─── Given entries ───
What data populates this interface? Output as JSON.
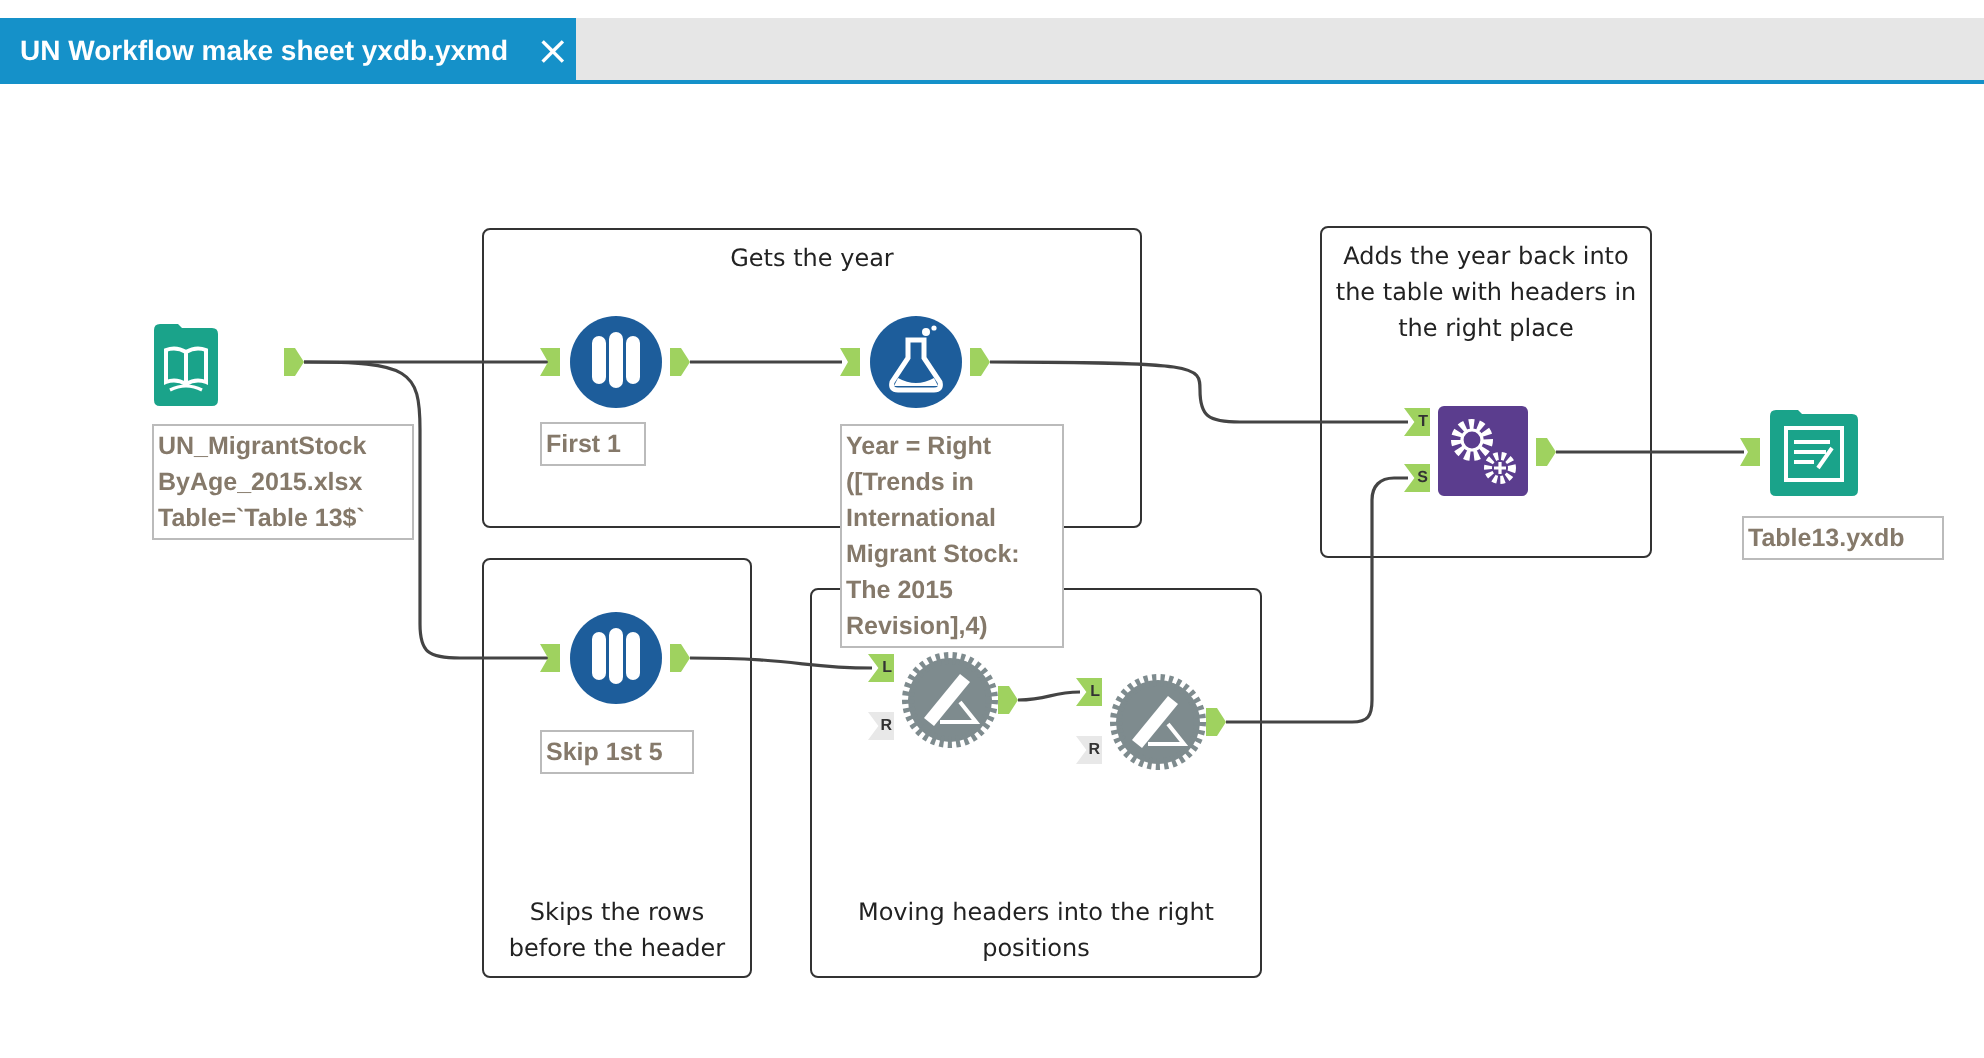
{
  "tab": {
    "title": "UN Workflow make sheet yxdb.yxmd",
    "close": "×",
    "selected": true
  },
  "containers": [
    {
      "caption": "Gets the year",
      "caption_bottom": false
    },
    {
      "caption": "Skips the rows before the header",
      "caption_bottom": true
    },
    {
      "caption": "Moving headers into the right positions",
      "caption_bottom": true
    },
    {
      "caption": "Adds the year back into the table with headers in the right place",
      "caption_bottom": false
    }
  ],
  "tools": [
    {
      "kind": "input",
      "annotation_lines": [
        "UN_MigrantStock",
        "ByAge_2015.xlsx",
        "Table=`Table 13$`"
      ],
      "anchors": [
        {
          "kind": "out",
          "connected": true
        }
      ]
    },
    {
      "kind": "sample",
      "annotation_lines": [
        "First 1"
      ],
      "anchors": [
        {
          "kind": "in",
          "connected": true
        },
        {
          "kind": "out",
          "connected": true
        }
      ]
    },
    {
      "kind": "formula",
      "annotation_lines": [
        "Year = Right",
        "([Trends in",
        "International",
        "Migrant Stock:",
        "The 2015",
        "Revision],4)"
      ],
      "anchors": [
        {
          "kind": "in",
          "connected": true
        },
        {
          "kind": "out",
          "connected": true
        }
      ]
    },
    {
      "kind": "sample",
      "annotation_lines": [
        "Skip 1st 5"
      ],
      "anchors": [
        {
          "kind": "in",
          "connected": true
        },
        {
          "kind": "out",
          "connected": true
        }
      ]
    },
    {
      "kind": "rename",
      "anchors": [
        {
          "kind": "in",
          "letter": "L",
          "connected": true
        },
        {
          "kind": "in",
          "letter": "R",
          "connected": false
        },
        {
          "kind": "out",
          "connected": true
        }
      ]
    },
    {
      "kind": "rename",
      "anchors": [
        {
          "kind": "in",
          "letter": "L",
          "connected": true
        },
        {
          "kind": "in",
          "letter": "R",
          "connected": false
        },
        {
          "kind": "out",
          "connected": true
        }
      ]
    },
    {
      "kind": "append",
      "anchors": [
        {
          "kind": "in",
          "letter": "T",
          "connected": true
        },
        {
          "kind": "in",
          "letter": "S",
          "connected": true
        },
        {
          "kind": "out",
          "connected": true
        }
      ]
    },
    {
      "kind": "output",
      "annotation_lines": [
        "Table13.yxdb"
      ],
      "anchors": [
        {
          "kind": "in",
          "connected": true
        }
      ]
    }
  ]
}
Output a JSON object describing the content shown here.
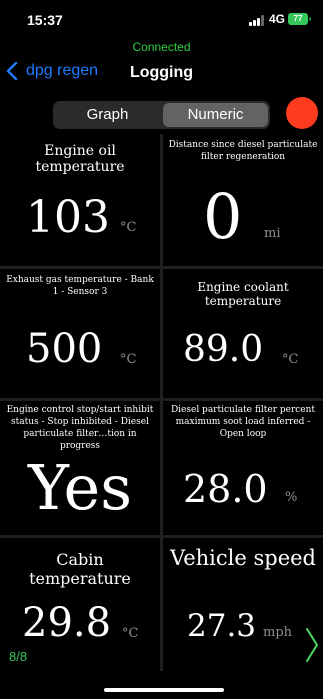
{
  "status_bar": {
    "time": "15:37",
    "network": "4G",
    "battery": "77"
  },
  "connection_status": "Connected",
  "nav": {
    "back_label": "dpg regen",
    "title": "Logging"
  },
  "view_switch": {
    "options": [
      "Graph",
      "Numeric"
    ],
    "selected": "Numeric"
  },
  "colors": {
    "accent": "#1e7bff",
    "connected": "#2fcf3f",
    "record": "#ff3b1f"
  },
  "gauges": [
    {
      "label": "Engine oil temperature",
      "value": "103",
      "unit": "°C"
    },
    {
      "label": "Distance since diesel particulate filter regeneration",
      "value": "0",
      "unit": "mi"
    },
    {
      "label": "Exhaust gas temperature  -  Bank 1  -  Sensor 3",
      "value": "500",
      "unit": "°C"
    },
    {
      "label": "Engine coolant temperature",
      "value": "89.0",
      "unit": "°C"
    },
    {
      "label": "Engine control stop/start inhibit status  -  Stop inhibited  -  Diesel particulate filter…tion in progress",
      "value": "Yes",
      "unit": ""
    },
    {
      "label": "Diesel particulate filter percent maximum soot load inferred  -  Open loop",
      "value": "28.0",
      "unit": "%"
    },
    {
      "label": "Cabin temperature",
      "value": "29.8",
      "unit": "°C"
    },
    {
      "label": "Vehicle speed",
      "value": "27.3",
      "unit": "mph"
    }
  ],
  "page_counter": "8/8"
}
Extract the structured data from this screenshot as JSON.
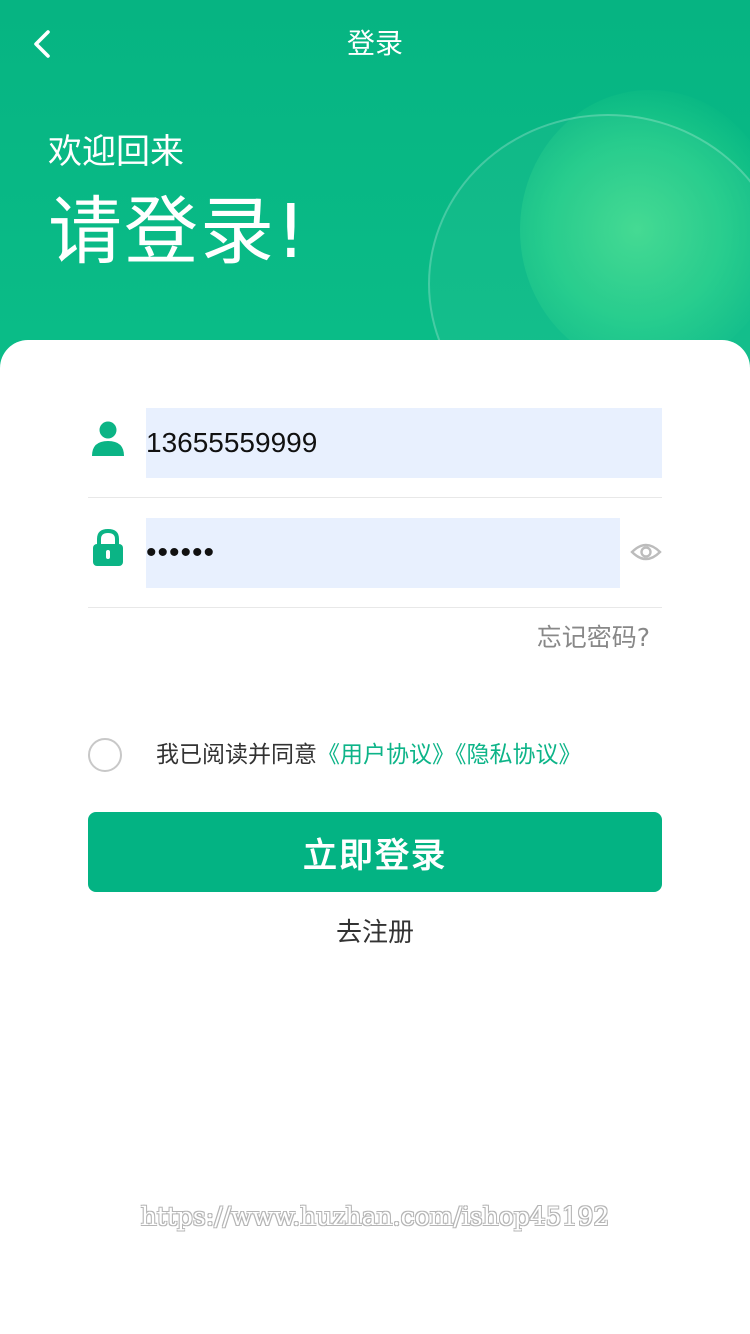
{
  "header": {
    "title": "登录",
    "back_icon": "chevron-left-icon"
  },
  "hero": {
    "welcome": "欢迎回来",
    "headline": "请登录!"
  },
  "form": {
    "phone": {
      "icon": "user-icon",
      "value": "13655559999"
    },
    "password": {
      "icon": "lock-icon",
      "value": "123456",
      "toggle_icon": "eye-icon"
    },
    "forgot_label": "忘记密码?"
  },
  "agreement": {
    "prefix": "我已阅读并同意",
    "user_agreement": "《用户协议》",
    "privacy_policy": "《隐私协议》",
    "checked": false
  },
  "actions": {
    "login_label": "立即登录",
    "register_label": "去注册"
  },
  "watermark": "https://www.huzhan.com/ishop45192",
  "colors": {
    "brand": "#03b383",
    "input_bg": "#e8f0fe",
    "link": "#0db488",
    "muted": "#888888"
  }
}
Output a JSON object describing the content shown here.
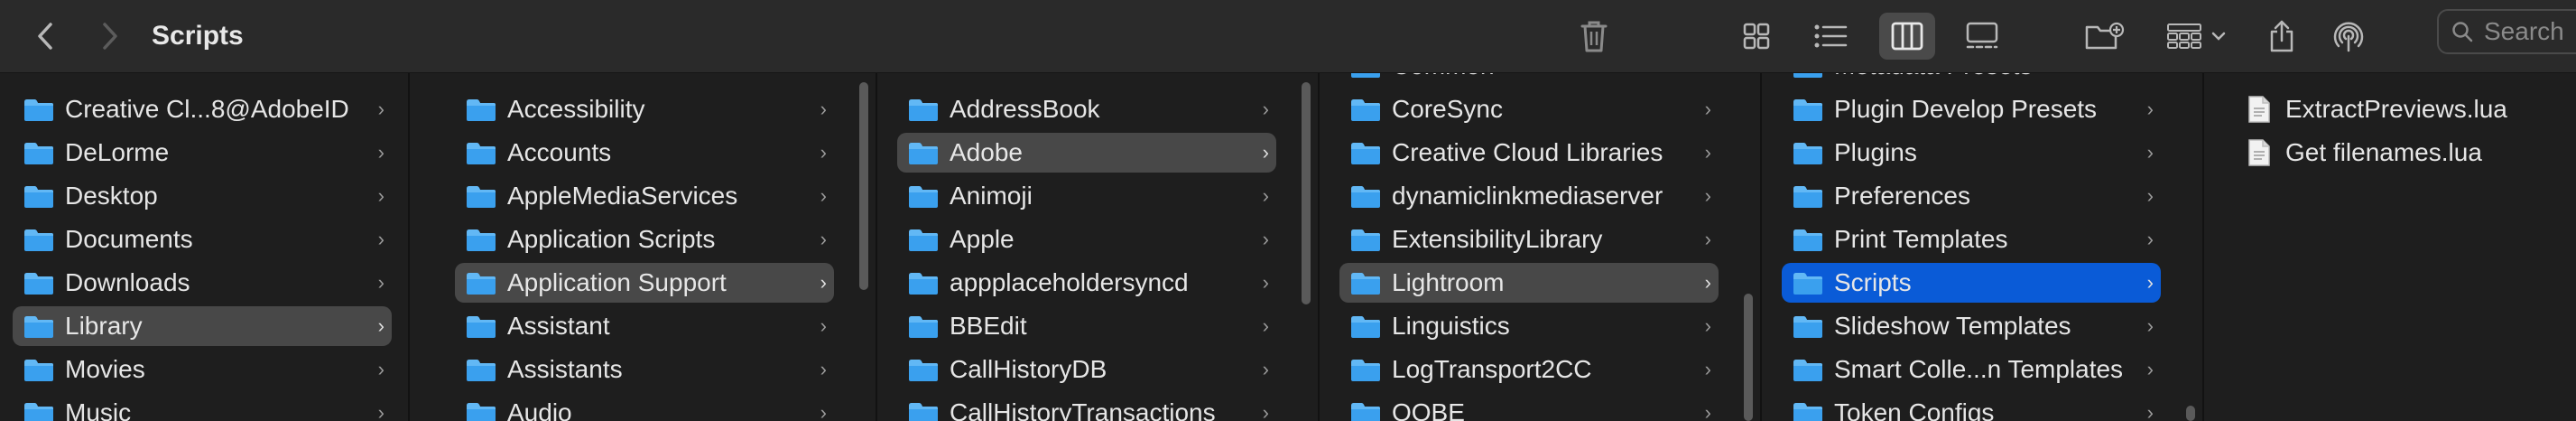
{
  "window": {
    "title": "Scripts"
  },
  "toolbar": {
    "search_placeholder": "Search"
  },
  "columns": [
    {
      "items": [
        {
          "label": "Creative Cl...8@AdobeID",
          "kind": "folder"
        },
        {
          "label": "DeLorme",
          "kind": "folder"
        },
        {
          "label": "Desktop",
          "kind": "folder"
        },
        {
          "label": "Documents",
          "kind": "folder"
        },
        {
          "label": "Downloads",
          "kind": "folder"
        },
        {
          "label": "Library",
          "kind": "folder",
          "selected": "gray"
        },
        {
          "label": "Movies",
          "kind": "folder"
        },
        {
          "label": "Music",
          "kind": "folder"
        }
      ]
    },
    {
      "items": [
        {
          "label": "Accessibility",
          "kind": "folder"
        },
        {
          "label": "Accounts",
          "kind": "folder"
        },
        {
          "label": "AppleMediaServices",
          "kind": "folder"
        },
        {
          "label": "Application Scripts",
          "kind": "folder"
        },
        {
          "label": "Application Support",
          "kind": "folder",
          "selected": "gray"
        },
        {
          "label": "Assistant",
          "kind": "folder"
        },
        {
          "label": "Assistants",
          "kind": "folder"
        },
        {
          "label": "Audio",
          "kind": "folder"
        }
      ]
    },
    {
      "items": [
        {
          "label": "AddressBook",
          "kind": "folder"
        },
        {
          "label": "Adobe",
          "kind": "folder",
          "selected": "gray"
        },
        {
          "label": "Animoji",
          "kind": "folder"
        },
        {
          "label": "Apple",
          "kind": "folder"
        },
        {
          "label": "appplaceholdersyncd",
          "kind": "folder"
        },
        {
          "label": "BBEdit",
          "kind": "folder"
        },
        {
          "label": "CallHistoryDB",
          "kind": "folder"
        },
        {
          "label": "CallHistoryTransactions",
          "kind": "folder"
        }
      ]
    },
    {
      "items": [
        {
          "label": "Common",
          "kind": "folder"
        },
        {
          "label": "CoreSync",
          "kind": "folder"
        },
        {
          "label": "Creative Cloud Libraries",
          "kind": "folder"
        },
        {
          "label": "dynamiclinkmediaserver",
          "kind": "folder"
        },
        {
          "label": "ExtensibilityLibrary",
          "kind": "folder"
        },
        {
          "label": "Lightroom",
          "kind": "folder",
          "selected": "gray"
        },
        {
          "label": "Linguistics",
          "kind": "folder"
        },
        {
          "label": "LogTransport2CC",
          "kind": "folder"
        },
        {
          "label": "OOBE",
          "kind": "folder"
        }
      ]
    },
    {
      "items": [
        {
          "label": "Metadata Presets",
          "kind": "folder"
        },
        {
          "label": "Plugin Develop Presets",
          "kind": "folder"
        },
        {
          "label": "Plugins",
          "kind": "folder"
        },
        {
          "label": "Preferences",
          "kind": "folder"
        },
        {
          "label": "Print Templates",
          "kind": "folder"
        },
        {
          "label": "Scripts",
          "kind": "folder",
          "selected": "blue"
        },
        {
          "label": "Slideshow Templates",
          "kind": "folder"
        },
        {
          "label": "Smart Colle...n Templates",
          "kind": "folder"
        },
        {
          "label": "Token Configs",
          "kind": "folder"
        }
      ]
    },
    {
      "items": [
        {
          "label": "ExtractPreviews.lua",
          "kind": "file"
        },
        {
          "label": "Get filenames.lua",
          "kind": "file"
        }
      ]
    }
  ],
  "colors": {
    "accent": "#0a5bd7",
    "folder": "#3aa0ee",
    "folder_tab": "#62b8f5"
  }
}
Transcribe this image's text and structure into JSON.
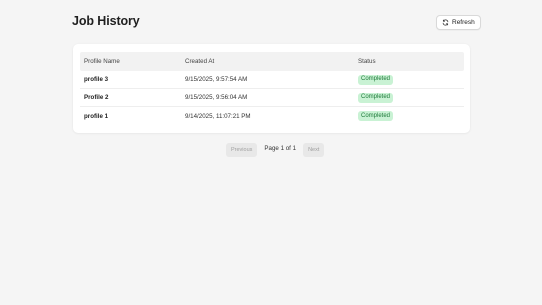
───
Written problem: Find and copy each line above that includes the string "Scripts".

Result:
    "title": "Scripts"
          "label": "Application Scripts",
          "label": "Scripts",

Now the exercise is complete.